* Task description
Write out the lines of the material from the line with "FancyBboxPatch shape [786,127,869,178]" to the line with "Text: R =: R = [875,197,915,215]", including both of those lines, and copy each one without any change.

(Element position data)

============

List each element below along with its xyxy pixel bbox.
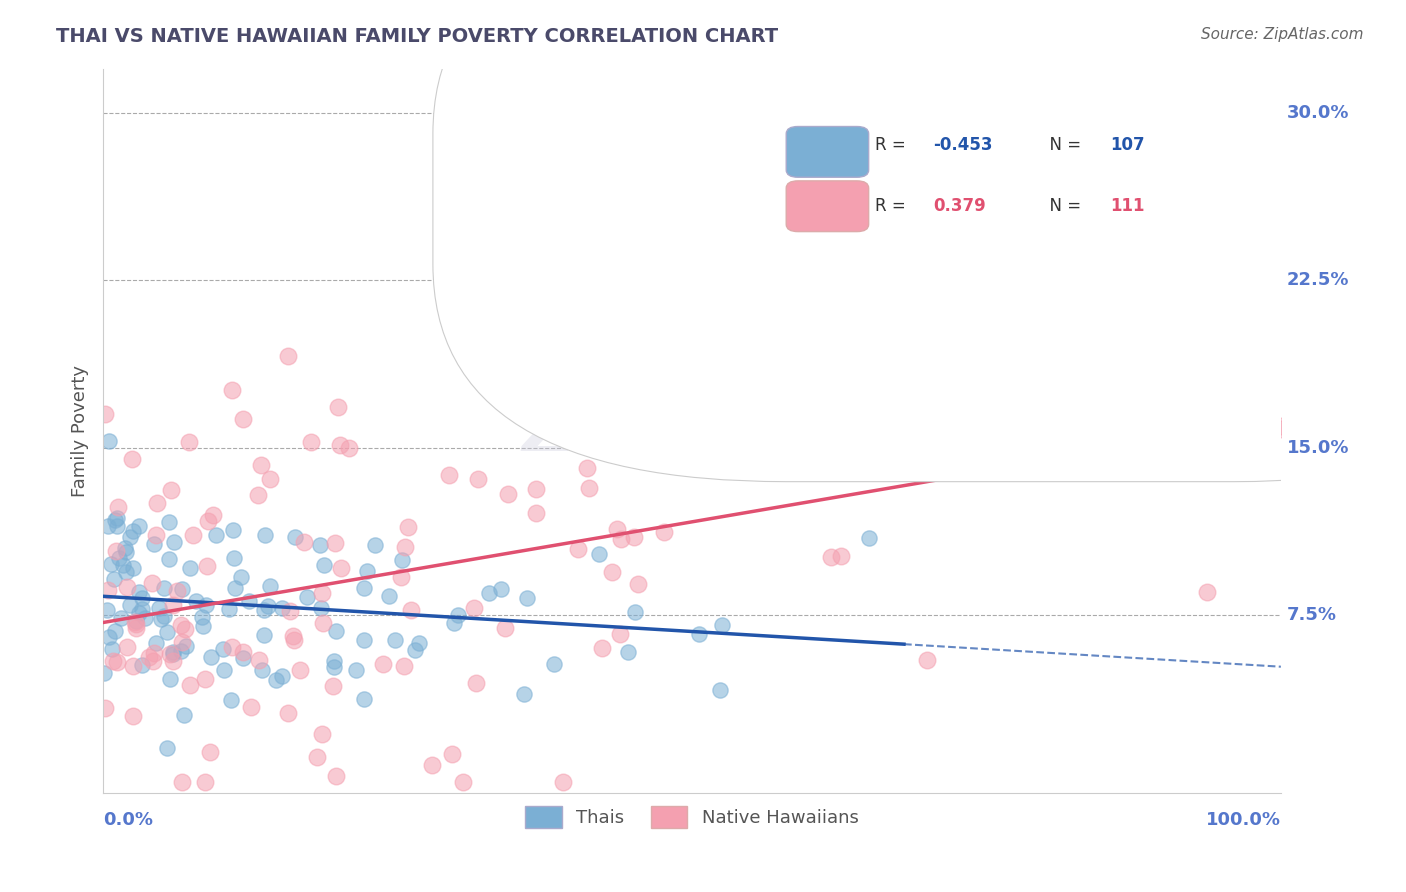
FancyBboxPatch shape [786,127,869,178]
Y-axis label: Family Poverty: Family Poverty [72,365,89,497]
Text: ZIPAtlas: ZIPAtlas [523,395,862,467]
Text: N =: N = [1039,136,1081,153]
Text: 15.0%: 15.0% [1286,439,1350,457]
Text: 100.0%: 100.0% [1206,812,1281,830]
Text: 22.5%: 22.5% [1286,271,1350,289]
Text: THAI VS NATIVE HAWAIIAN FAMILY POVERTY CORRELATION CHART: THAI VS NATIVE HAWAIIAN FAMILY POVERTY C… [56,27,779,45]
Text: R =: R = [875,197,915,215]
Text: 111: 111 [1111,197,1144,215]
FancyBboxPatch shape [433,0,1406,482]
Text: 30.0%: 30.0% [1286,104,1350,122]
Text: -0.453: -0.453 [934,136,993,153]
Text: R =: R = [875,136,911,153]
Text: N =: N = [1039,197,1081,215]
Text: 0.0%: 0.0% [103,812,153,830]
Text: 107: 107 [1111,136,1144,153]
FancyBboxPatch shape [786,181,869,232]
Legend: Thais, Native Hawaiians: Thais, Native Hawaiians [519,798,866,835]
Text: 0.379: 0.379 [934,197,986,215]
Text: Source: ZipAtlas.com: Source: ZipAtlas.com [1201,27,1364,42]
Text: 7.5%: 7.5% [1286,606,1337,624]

============

* Solution
FancyBboxPatch shape [786,127,869,178]
Y-axis label: Family Poverty: Family Poverty [72,365,89,497]
Text: ZIPAtlas: ZIPAtlas [523,395,862,467]
Text: N =: N = [1039,136,1081,153]
Text: 15.0%: 15.0% [1286,439,1350,457]
Text: 100.0%: 100.0% [1206,812,1281,830]
Text: 22.5%: 22.5% [1286,271,1350,289]
Text: THAI VS NATIVE HAWAIIAN FAMILY POVERTY CORRELATION CHART: THAI VS NATIVE HAWAIIAN FAMILY POVERTY C… [56,27,779,45]
Text: R =: R = [875,197,915,215]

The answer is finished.